# Requirement
Copy the lines of the records exactly as they appear, starting at the first line and ending at the line that contains "disclaimer-paragraph: The information provided".

Lines of data:
──────────────────────────────
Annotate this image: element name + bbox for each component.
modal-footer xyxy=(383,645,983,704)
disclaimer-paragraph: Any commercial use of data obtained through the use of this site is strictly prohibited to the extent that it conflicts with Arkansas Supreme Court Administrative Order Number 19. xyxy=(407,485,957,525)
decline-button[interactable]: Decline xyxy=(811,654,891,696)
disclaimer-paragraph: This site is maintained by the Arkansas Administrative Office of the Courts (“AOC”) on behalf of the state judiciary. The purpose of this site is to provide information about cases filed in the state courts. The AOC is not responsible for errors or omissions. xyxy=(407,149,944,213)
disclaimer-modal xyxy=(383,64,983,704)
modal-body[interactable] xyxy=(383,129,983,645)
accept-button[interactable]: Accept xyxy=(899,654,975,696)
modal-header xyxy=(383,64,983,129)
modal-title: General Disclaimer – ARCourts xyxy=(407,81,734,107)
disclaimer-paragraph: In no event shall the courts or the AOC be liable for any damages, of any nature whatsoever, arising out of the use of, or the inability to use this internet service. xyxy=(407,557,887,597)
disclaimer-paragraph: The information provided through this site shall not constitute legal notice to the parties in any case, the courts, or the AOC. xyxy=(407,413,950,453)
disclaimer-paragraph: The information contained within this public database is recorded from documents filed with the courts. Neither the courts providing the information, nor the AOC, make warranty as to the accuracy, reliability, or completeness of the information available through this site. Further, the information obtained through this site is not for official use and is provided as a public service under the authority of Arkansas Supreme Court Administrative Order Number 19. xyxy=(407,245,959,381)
──────────────────────────────
# Response
Annotate this image: element name + bbox for each component.
modal-footer xyxy=(383,645,983,704)
disclaimer-paragraph: Any commercial use of data obtained through the use of this site is strictly prohibited to the extent that it conflicts with Arkansas Supreme Court Administrative Order Number 19. xyxy=(407,485,957,525)
decline-button[interactable]: Decline xyxy=(811,654,891,696)
disclaimer-paragraph: This site is maintained by the Arkansas Administrative Office of the Courts (“AOC”) on behalf of the state judiciary. The purpose of this site is to provide information about cases filed in the state courts. The AOC is not responsible for errors or omissions. xyxy=(407,149,944,213)
disclaimer-modal xyxy=(383,64,983,704)
modal-body[interactable] xyxy=(383,129,983,645)
accept-button[interactable]: Accept xyxy=(899,654,975,696)
modal-header xyxy=(383,64,983,129)
modal-title: General Disclaimer – ARCourts xyxy=(407,81,734,107)
disclaimer-paragraph: In no event shall the courts or the AOC be liable for any damages, of any nature whatsoever, arising out of the use of, or the inability to use this internet service. xyxy=(407,557,887,597)
disclaimer-paragraph: The information provided through this site shall not constitute legal notice to the parties in any case, the courts, or the AOC. xyxy=(407,413,950,453)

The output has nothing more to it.